=== Task brief ===
How many of these lines hold the string "this"? Answer with the number only.

=== Data records ===
+---+
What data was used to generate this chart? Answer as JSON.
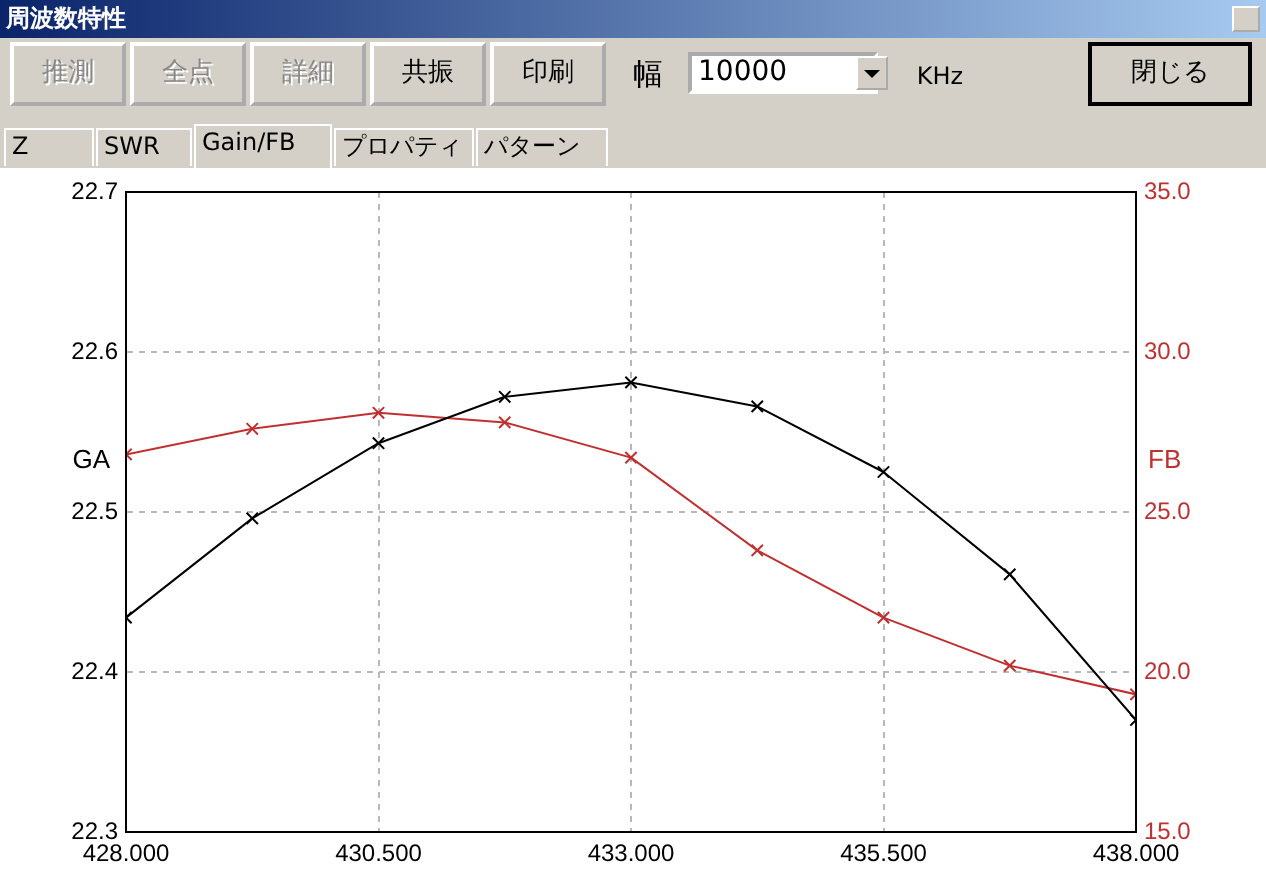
{
  "chart_data": {
    "type": "line",
    "title": "周波数特性",
    "annotations": [
      "推測",
      "全点",
      "詳細",
      "共振",
      "印刷",
      "幅",
      "10000",
      "KHz",
      "閉じる",
      "Z",
      "SWR",
      "Gain/FB",
      "プロパティ",
      "パターン"
    ],
    "ylabel": "GA",
    "y2label": "FB",
    "x": [
      428,
      429.25,
      430.5,
      431.75,
      433,
      434.25,
      435.5,
      436.75,
      438
    ],
    "series": [
      {
        "color": "#000000",
        "values": [
          22.434,
          22.496,
          22.543,
          22.572,
          22.581,
          22.566,
          22.525,
          22.461,
          22.37
        ]
      },
      {
        "color": "#c03030",
        "axis": "y2",
        "values": [
          26.8,
          27.6,
          28.1,
          27.8,
          26.7,
          23.8,
          21.7,
          20.2,
          19.3
        ]
      }
    ],
    "xlim": [
      428,
      438
    ],
    "xticks": [
      {
        "value": 428,
        "label": "428.000"
      },
      {
        "value": 430.5,
        "label": "430.500"
      },
      {
        "value": 433,
        "label": "433.000"
      },
      {
        "value": 435.5,
        "label": "435.500"
      },
      {
        "value": 438,
        "label": "438.000"
      }
    ],
    "ylim": [
      22.3,
      22.7
    ],
    "yticks": [
      22.3,
      22.4,
      22.5,
      22.6,
      22.7
    ],
    "y2lim": [
      15,
      35
    ],
    "y2ticks": [
      {
        "value": 15,
        "label": "15.0"
      },
      {
        "value": 20,
        "label": "20.0"
      },
      {
        "value": 25,
        "label": "25.0"
      },
      {
        "value": 30,
        "label": "30.0"
      },
      {
        "value": 35,
        "label": "35.0"
      }
    ],
    "grid": true,
    "marker": "cross",
    "line_style": "solid",
    "legend": false
  }
}
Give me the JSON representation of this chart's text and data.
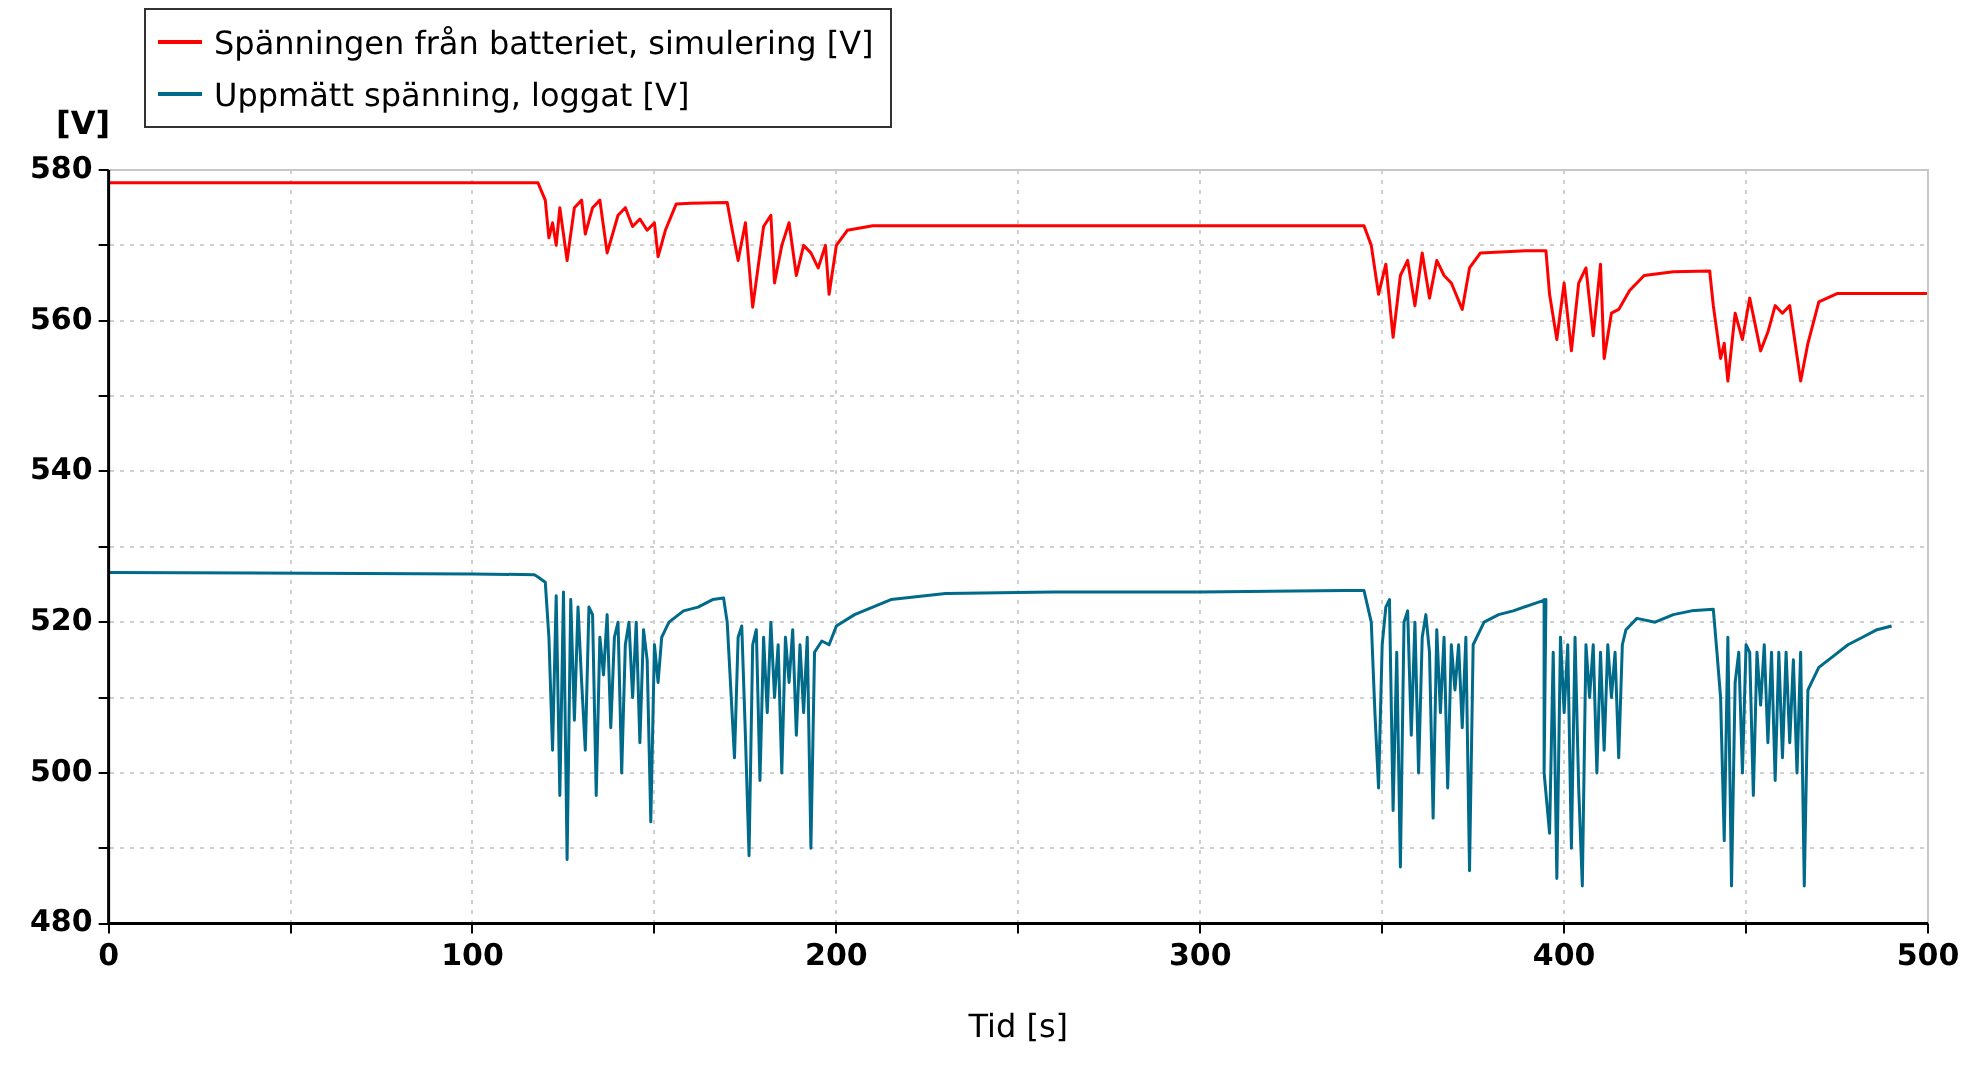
{
  "chart_data": {
    "type": "line",
    "xlabel": "Tid [s]",
    "ylabel": "[V]",
    "xlim": [
      0,
      500
    ],
    "ylim": [
      480,
      580
    ],
    "xticks": [
      0,
      {
        "value": 50,
        "label": null
      },
      100,
      {
        "value": 150,
        "label": null
      },
      200,
      {
        "value": 250,
        "label": null
      },
      300,
      {
        "value": 350,
        "label": null
      },
      400,
      {
        "value": 450,
        "label": null
      },
      500
    ],
    "yticks": [
      480,
      {
        "value": 490,
        "label": null
      },
      500,
      {
        "value": 510,
        "label": null
      },
      520,
      {
        "value": 530,
        "label": null
      },
      540,
      {
        "value": 550,
        "label": null
      },
      560,
      {
        "value": 570,
        "label": null
      },
      580
    ],
    "grid": true,
    "legend": "top left",
    "marker": "none",
    "line_style": "solid",
    "series": [
      {
        "name": "Spänningen från batteriet, simulering [V]",
        "color": "#ff0000",
        "x": [
          0,
          118,
          120,
          121,
          122,
          123,
          124,
          126,
          128,
          130,
          131,
          133,
          135,
          137,
          140,
          142,
          144,
          146,
          148,
          150,
          151,
          153,
          156,
          160,
          170,
          171,
          173,
          175,
          177,
          180,
          182,
          183,
          185,
          187,
          189,
          191,
          193,
          195,
          197,
          198,
          200,
          203,
          210,
          345,
          347,
          349,
          351,
          353,
          355,
          357,
          359,
          361,
          363,
          365,
          367,
          369,
          372,
          374,
          377,
          390,
          395,
          396,
          398,
          400,
          402,
          404,
          406,
          408,
          410,
          411,
          413,
          415,
          418,
          422,
          430,
          440,
          441,
          443,
          444,
          445,
          447,
          449,
          451,
          454,
          456,
          458,
          460,
          462,
          465,
          467,
          470,
          475,
          500
        ],
        "values": [
          578.3,
          578.3,
          576,
          571,
          573,
          570,
          575,
          568,
          575,
          576,
          571.5,
          575,
          576,
          569,
          574,
          575,
          572.5,
          573.5,
          572,
          573,
          568.5,
          572,
          575.5,
          575.6,
          575.7,
          573,
          568,
          573,
          561.8,
          572.5,
          574,
          565,
          570,
          573,
          566,
          570,
          569,
          567,
          570,
          563.5,
          570,
          572,
          572.6,
          572.6,
          570,
          563.5,
          567.5,
          557.8,
          566,
          568,
          562,
          569,
          563,
          568,
          566,
          565,
          561.5,
          567,
          569,
          569.3,
          569.3,
          563.5,
          557.5,
          565,
          556,
          565,
          567,
          558,
          567.5,
          555,
          561,
          561.5,
          564,
          566,
          566.5,
          566.6,
          562,
          555,
          557,
          552,
          561,
          557.5,
          563,
          556,
          558.5,
          562,
          561,
          562,
          552,
          557,
          562.5,
          563.6,
          563.6
        ]
      },
      {
        "name": "Uppmätt spänning, loggat [V]",
        "color": "#006a8a",
        "x": [
          0,
          100,
          117,
          118,
          120,
          121,
          122,
          123,
          124,
          125,
          126,
          127,
          128,
          129,
          130,
          131,
          132,
          133,
          134,
          135,
          136,
          137,
          138,
          139,
          140,
          141,
          142,
          143,
          144,
          145,
          146,
          147,
          148,
          149,
          150,
          151,
          152,
          153,
          154,
          158,
          162,
          166,
          169,
          170,
          172,
          173,
          174,
          175,
          176,
          177,
          178,
          179,
          180,
          181,
          182,
          183,
          184,
          185,
          186,
          187,
          188,
          189,
          190,
          191,
          192,
          193,
          194,
          196,
          198,
          200,
          205,
          215,
          230,
          260,
          300,
          340,
          345,
          347,
          348,
          349,
          350,
          351,
          352,
          353,
          354,
          355,
          356,
          357,
          358,
          359,
          360,
          361,
          362,
          363,
          364,
          365,
          366,
          367,
          368,
          369,
          370,
          371,
          372,
          373,
          374,
          375,
          378,
          382,
          386,
          392,
          395,
          394.5,
          396,
          397,
          398,
          399,
          400,
          401,
          402,
          403,
          404,
          405,
          406,
          407,
          408,
          409,
          410,
          411,
          412,
          413,
          414,
          415,
          416,
          417,
          420,
          425,
          430,
          435,
          441,
          442,
          443,
          444,
          445,
          446,
          447,
          448,
          449,
          450,
          451,
          452,
          453,
          454,
          455,
          456,
          457,
          458,
          459,
          460,
          461,
          462,
          463,
          464,
          465,
          466,
          467,
          468,
          470,
          474,
          478,
          482,
          486,
          490
        ],
        "values": [
          526.6,
          526.4,
          526.3,
          526,
          525.3,
          518,
          503,
          523.5,
          497,
          524,
          488.5,
          523,
          507,
          522,
          512,
          503,
          522,
          521,
          497,
          518,
          513,
          521,
          506,
          518,
          520,
          500,
          517,
          520,
          510,
          520,
          504,
          519,
          515,
          493.5,
          517,
          512,
          518,
          519,
          520,
          521.5,
          522,
          523,
          523.2,
          520,
          502,
          518,
          519.5,
          505,
          489,
          517,
          519,
          499,
          518,
          508,
          520,
          510,
          517,
          500,
          518,
          512,
          519,
          505,
          517,
          508,
          518,
          490,
          516,
          517.5,
          517,
          519.5,
          521,
          523,
          523.8,
          524,
          524,
          524.2,
          524.2,
          520,
          508,
          498,
          517,
          522,
          523,
          495,
          516,
          487.5,
          520,
          521.5,
          505,
          520,
          500,
          518,
          521,
          516,
          494,
          519,
          508,
          518,
          498,
          517,
          511,
          517,
          506,
          518,
          487,
          517,
          520,
          521,
          521.5,
          522.5,
          523,
          500,
          492,
          516,
          486,
          518,
          508,
          517,
          490,
          518,
          498,
          485,
          517,
          510,
          517,
          500,
          516,
          503,
          517,
          510,
          516,
          502,
          517,
          519,
          520.5,
          520,
          521,
          521.5,
          521.7,
          516,
          510,
          491,
          518,
          485,
          512,
          516,
          500,
          517,
          516,
          497,
          516,
          509,
          517,
          504,
          516,
          499,
          516,
          502,
          516,
          504,
          515,
          500,
          516,
          485,
          511,
          512,
          514,
          515.5,
          517,
          518,
          519,
          519.5
        ]
      }
    ]
  }
}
+---+
=== Full output ===
2